AUFGABEN ZUR ÜBUNG
1. Welche Klassenstufe des ASG hat laut dem Bericht über die Müllsammelaktion bei „Saarland Picobello“ aufgeräumt?
2. Setze den Bericht über die Müllsammelaktion am ASG nach seinem letzten Satz fort.

BEREITGESTELLTER AUSZUG
┄┄┄┄┄┄
Von Waffeleisen, Autobatterien und Gartenmöbeln

Schülerinnen und Schüler der Klassenstufe 5 des ASG räumen bei "Saarland Picobello" auf

Sie suchen eine Kücheneinrichtung? Es verlangt Sie nach einem Drucker? Oder soll es vielleicht eine Autobatterie sein? Dann gehen Sie doch einmal in den Dillinger Hüttenwald. Vielleicht werden Sie aber auch in den Gebüschen rund um das ASG fündig. An diesen Orten nämlich haben Schülerinnen und Schüler des ASG Dillingen im Rahmen der Frühjahrsputz-Aktion „Klar Schiff“ gemacht.

Was da nicht alles zutage gefördert wurde: Floppy-Disks, Haustierkäfige, Spiegel, Möbelteile aller Art, Gartenmöbel, diverse Elektrogeräte, ganz zu schweigen von all den Flaschen, Papierchen und Folien, die sich im Wald tummeln. Achtlos weggeworfen von Umweltferkeln, die nicht darüber nachdenken, was dieser Abfall alles anrichten kann: Menschen und Tiere können sich an Scherben und scharfen Kanten verletzen, Kunststoffteile werden von Vögeln aufgepickt. Manche Gegenstände (darunter auch die gefundenen Batterien) verrotten erst nach vielen Jahren und geben dabei teilweise gefährliche Schadstoffe an die Umwelt ab.

Dass man beim Einsammeln nicht zimperlich sein darf, merkten die Schülerinnen und Schüler schnell. Mehr als einmal war ein angeekeltes „Iiih“ zu hören, wenn wieder einmal ein nicht einmal zugeknoteter Hundekotbeutel aus der Wiese gefischt und ordnungsgemäß mittels eines Greifers in den Sack gepackt wurde.
┄┄┄┄┄┄
ÜBUNGSDATEN
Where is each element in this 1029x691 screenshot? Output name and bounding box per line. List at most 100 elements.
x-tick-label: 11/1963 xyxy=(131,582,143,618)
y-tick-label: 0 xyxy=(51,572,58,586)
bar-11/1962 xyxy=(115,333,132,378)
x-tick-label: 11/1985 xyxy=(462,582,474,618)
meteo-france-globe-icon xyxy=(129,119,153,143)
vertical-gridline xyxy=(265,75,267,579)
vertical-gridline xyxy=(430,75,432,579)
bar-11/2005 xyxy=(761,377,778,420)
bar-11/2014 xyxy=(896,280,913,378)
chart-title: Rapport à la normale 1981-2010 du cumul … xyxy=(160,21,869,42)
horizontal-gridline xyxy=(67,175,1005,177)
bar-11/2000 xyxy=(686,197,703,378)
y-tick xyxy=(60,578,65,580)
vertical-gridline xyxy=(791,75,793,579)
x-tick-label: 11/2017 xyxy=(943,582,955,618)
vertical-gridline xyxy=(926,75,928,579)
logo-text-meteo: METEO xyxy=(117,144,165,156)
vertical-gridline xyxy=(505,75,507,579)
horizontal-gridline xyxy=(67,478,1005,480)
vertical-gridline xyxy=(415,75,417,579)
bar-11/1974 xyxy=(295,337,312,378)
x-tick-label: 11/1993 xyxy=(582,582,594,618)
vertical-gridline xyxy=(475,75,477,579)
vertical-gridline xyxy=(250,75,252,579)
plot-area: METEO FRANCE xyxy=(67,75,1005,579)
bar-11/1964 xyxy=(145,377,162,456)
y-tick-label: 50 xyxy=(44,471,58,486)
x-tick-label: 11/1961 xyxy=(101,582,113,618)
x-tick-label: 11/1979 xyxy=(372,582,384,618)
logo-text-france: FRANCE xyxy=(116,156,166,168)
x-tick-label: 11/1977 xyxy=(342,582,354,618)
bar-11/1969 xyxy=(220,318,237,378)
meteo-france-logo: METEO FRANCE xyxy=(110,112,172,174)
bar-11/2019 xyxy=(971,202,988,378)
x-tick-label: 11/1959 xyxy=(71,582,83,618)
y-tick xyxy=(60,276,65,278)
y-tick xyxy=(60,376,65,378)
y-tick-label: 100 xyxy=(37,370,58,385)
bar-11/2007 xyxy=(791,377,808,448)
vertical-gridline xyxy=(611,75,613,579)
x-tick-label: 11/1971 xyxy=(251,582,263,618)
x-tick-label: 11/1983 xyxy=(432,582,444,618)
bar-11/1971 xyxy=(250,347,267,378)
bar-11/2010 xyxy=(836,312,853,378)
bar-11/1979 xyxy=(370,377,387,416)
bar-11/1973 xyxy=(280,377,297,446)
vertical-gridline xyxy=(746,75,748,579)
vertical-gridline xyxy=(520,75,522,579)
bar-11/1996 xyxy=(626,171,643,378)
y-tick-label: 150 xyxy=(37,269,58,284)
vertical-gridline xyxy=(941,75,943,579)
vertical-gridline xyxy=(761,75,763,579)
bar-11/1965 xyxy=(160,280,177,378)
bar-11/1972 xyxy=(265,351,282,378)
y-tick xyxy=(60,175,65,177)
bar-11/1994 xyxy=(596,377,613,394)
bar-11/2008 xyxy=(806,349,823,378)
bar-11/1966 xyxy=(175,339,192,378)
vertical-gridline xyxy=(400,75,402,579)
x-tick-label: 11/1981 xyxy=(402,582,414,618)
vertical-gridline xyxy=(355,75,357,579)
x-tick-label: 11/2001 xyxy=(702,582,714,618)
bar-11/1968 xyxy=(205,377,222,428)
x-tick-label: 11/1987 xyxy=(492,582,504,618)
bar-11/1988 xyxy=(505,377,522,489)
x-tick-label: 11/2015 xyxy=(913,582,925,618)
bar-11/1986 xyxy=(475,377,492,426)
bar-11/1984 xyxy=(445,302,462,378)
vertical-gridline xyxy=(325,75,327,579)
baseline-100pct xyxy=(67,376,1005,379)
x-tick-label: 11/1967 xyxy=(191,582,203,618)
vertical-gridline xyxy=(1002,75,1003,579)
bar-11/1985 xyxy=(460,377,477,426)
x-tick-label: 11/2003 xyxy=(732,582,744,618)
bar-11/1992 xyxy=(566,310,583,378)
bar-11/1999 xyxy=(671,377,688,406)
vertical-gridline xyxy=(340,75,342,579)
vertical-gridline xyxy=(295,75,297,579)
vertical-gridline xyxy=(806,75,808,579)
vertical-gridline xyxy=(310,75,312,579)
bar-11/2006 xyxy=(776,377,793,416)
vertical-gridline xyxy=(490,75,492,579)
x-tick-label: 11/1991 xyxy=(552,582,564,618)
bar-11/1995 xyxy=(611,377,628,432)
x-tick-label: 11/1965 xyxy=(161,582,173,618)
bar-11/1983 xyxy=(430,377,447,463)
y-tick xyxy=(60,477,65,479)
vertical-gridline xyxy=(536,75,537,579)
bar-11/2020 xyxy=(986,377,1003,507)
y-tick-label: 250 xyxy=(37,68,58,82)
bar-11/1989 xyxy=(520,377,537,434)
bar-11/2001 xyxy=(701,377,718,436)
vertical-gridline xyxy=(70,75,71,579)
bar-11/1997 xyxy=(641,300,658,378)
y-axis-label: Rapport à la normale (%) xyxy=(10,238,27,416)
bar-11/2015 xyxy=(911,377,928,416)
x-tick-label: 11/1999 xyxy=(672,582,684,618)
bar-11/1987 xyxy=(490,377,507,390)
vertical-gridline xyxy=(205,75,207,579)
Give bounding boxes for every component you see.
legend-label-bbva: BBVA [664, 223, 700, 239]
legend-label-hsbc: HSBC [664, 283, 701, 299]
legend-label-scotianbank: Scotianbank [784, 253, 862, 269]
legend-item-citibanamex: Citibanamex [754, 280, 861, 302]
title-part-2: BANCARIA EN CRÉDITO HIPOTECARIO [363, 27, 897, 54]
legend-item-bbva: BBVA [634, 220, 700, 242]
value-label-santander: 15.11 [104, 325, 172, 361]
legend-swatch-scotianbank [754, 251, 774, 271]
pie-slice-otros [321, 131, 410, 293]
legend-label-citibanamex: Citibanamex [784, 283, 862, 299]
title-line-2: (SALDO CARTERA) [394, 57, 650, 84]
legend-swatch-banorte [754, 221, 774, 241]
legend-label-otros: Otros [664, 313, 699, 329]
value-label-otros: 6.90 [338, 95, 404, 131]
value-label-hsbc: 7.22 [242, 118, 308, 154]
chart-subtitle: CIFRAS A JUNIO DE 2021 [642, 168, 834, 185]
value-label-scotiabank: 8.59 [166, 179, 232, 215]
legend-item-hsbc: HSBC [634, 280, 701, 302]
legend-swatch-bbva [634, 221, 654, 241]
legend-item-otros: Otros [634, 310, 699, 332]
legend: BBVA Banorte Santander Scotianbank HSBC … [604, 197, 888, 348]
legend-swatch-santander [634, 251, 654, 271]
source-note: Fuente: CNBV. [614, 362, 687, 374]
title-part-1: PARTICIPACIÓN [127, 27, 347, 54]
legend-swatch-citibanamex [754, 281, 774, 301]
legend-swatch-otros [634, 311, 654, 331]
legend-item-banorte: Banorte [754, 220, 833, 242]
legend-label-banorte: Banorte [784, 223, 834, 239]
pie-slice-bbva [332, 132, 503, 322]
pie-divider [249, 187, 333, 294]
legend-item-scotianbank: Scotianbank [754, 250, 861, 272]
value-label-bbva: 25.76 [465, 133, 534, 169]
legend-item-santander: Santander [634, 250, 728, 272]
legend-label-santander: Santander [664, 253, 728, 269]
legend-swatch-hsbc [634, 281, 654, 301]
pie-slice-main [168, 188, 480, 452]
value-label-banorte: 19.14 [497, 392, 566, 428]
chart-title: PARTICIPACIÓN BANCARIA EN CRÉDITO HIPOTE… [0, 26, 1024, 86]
┄┄┄┄┄┄
ERGEBNISSE JE AUFGABE
1. Die Klassenstufe 5.

2.
Am Ende der Aktion hatten die Schülerinnen und Schüler der fünf Klassen einen ganzen Lastwagen voll Abfall gesammelt – in nicht einmal 100 Minuten. Das meiste hätte kostenlos auf einem Wertstoffhof abgegeben oder im (eigenen) Abfalleimer entsorgt werden können.

Den Schülerinnen und Schülern der Klassenstufe 5 hat die Aktion sicherlich Spaß bereitet, war dies doch einmal eine willkommene Abwechslung zum Schulalltag. Nichtsdestotrotz bleibt ein schaler Nachgeschmack: Schließlich sammeln die Kinder den Dreck auf, den die Erwachsenen ihnen hingeworfen haben. Die beste Picobello-Aktion wäre eine, bei der die Säcke leer blieben, weil Wald, Wiesen und Hecken einfach sauber wären.

Denken Sie bei Ihrem nächsten Spaziergang einfach einmal darüber nach, was Sie im Wald oder in den öffentlichen Anlagen hinterlassen möchten.